* AIM *
Among the entries, which lines carry the string "heatmap"? Copy each of them.

* PROVIDED RECORDS *
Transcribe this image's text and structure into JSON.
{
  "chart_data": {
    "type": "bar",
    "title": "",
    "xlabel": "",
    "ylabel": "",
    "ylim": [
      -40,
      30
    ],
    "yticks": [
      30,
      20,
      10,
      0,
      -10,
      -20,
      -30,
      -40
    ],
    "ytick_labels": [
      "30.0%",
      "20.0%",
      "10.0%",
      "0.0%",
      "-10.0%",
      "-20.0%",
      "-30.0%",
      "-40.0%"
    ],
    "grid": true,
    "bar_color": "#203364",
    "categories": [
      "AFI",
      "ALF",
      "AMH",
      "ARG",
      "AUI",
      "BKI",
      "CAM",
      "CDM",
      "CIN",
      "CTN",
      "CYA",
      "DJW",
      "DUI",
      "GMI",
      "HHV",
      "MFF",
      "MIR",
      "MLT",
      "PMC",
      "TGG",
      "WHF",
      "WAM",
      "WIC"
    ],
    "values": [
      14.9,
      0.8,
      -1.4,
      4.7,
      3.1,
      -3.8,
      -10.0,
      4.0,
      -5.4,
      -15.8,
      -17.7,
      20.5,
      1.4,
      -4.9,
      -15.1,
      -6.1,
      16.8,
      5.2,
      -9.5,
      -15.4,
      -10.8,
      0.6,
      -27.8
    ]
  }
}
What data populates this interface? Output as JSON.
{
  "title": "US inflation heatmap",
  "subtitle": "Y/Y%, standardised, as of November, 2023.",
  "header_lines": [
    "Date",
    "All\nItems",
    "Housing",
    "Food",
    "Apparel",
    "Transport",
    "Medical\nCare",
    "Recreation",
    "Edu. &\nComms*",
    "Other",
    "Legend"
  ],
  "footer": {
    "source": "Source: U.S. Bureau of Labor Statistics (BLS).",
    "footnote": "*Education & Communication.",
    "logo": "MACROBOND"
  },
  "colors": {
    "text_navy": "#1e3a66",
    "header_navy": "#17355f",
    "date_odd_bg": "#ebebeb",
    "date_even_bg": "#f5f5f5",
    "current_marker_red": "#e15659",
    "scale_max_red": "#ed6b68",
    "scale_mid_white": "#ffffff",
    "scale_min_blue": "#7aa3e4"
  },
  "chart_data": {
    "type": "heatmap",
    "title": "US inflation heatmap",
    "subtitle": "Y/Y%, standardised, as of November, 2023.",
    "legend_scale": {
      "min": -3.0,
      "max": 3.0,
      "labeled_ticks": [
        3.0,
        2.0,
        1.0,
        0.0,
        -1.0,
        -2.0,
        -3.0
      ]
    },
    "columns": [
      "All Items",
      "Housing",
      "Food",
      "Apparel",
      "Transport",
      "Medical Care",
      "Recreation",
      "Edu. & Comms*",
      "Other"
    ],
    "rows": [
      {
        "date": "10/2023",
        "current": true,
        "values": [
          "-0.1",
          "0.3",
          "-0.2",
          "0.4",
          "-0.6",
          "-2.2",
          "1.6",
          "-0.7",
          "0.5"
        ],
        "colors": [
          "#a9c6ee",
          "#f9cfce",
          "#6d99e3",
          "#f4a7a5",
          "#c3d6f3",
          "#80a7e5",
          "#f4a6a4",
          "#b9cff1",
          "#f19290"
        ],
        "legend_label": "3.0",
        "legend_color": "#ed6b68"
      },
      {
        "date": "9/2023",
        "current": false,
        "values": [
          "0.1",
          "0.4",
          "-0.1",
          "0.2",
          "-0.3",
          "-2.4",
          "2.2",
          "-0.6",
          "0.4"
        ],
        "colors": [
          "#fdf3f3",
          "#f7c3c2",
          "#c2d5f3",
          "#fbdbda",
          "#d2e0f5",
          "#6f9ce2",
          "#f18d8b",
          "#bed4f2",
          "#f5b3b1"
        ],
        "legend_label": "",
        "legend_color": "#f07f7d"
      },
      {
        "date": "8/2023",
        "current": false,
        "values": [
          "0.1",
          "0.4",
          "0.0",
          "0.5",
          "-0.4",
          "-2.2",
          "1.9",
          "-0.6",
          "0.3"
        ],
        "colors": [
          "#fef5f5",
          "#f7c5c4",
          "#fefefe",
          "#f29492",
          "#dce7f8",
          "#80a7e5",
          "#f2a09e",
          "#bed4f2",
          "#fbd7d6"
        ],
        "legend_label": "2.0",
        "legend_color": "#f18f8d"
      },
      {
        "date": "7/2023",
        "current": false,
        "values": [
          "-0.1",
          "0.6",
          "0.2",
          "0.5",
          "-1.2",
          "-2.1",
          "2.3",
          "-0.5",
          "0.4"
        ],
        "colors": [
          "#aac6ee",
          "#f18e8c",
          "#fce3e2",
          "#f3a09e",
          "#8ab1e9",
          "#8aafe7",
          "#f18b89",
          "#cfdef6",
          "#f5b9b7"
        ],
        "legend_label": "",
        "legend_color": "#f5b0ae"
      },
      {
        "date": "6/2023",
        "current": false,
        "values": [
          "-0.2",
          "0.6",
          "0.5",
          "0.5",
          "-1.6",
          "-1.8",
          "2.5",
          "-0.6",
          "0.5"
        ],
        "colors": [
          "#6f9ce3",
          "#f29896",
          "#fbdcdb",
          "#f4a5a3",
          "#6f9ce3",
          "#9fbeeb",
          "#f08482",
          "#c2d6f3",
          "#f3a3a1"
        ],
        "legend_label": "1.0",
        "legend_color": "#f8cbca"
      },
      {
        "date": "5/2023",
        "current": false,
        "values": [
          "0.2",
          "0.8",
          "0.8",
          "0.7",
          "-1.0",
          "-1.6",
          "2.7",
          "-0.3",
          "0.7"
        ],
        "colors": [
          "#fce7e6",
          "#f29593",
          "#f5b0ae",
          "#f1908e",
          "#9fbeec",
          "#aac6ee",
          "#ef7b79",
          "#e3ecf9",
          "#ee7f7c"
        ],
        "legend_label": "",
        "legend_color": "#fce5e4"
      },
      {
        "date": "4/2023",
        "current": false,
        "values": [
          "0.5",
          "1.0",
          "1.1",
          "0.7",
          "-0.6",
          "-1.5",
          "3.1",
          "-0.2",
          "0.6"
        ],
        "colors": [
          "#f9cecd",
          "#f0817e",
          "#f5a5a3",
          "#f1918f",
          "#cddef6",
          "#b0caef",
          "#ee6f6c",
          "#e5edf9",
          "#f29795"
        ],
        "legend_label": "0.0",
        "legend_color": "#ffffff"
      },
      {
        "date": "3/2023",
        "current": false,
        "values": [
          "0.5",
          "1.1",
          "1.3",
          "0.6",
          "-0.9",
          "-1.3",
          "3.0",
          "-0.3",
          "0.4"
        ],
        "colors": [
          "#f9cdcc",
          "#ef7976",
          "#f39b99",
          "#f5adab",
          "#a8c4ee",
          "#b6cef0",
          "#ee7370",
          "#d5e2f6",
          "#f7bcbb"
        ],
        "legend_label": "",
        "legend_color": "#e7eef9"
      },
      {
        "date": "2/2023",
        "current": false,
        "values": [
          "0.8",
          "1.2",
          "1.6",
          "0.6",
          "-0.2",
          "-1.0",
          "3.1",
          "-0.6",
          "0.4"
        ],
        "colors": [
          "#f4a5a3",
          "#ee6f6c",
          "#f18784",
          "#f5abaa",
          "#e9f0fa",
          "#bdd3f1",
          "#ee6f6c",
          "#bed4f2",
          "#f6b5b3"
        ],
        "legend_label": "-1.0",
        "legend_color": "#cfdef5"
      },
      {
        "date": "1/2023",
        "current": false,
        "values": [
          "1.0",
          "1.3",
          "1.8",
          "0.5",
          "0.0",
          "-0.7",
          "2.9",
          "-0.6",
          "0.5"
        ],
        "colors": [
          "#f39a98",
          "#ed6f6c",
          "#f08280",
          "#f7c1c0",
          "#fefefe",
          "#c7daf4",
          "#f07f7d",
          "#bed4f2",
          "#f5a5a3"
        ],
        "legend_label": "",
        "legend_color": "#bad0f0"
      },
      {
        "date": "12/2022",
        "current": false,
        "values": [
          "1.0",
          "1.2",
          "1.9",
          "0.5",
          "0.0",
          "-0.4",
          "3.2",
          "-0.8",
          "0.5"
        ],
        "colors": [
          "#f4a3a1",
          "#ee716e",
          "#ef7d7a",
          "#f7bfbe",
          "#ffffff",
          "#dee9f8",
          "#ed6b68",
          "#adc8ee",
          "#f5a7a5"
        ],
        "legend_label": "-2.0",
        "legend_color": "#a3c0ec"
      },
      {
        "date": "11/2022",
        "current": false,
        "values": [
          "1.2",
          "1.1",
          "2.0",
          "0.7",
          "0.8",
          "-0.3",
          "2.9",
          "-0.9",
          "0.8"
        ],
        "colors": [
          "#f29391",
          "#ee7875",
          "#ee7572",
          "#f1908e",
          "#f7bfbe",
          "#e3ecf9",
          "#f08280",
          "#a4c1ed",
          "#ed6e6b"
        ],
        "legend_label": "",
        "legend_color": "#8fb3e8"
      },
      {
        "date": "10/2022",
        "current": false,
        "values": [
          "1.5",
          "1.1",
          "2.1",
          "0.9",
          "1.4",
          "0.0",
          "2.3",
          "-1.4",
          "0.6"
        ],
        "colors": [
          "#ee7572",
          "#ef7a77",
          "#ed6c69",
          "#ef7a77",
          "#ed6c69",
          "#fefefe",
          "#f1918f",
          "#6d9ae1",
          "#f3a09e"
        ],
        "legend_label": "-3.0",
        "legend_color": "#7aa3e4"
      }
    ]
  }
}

* RESULT *
  "title": "US inflation heatmap",
    "type": "heatmap",
    "title": "US inflation heatmap",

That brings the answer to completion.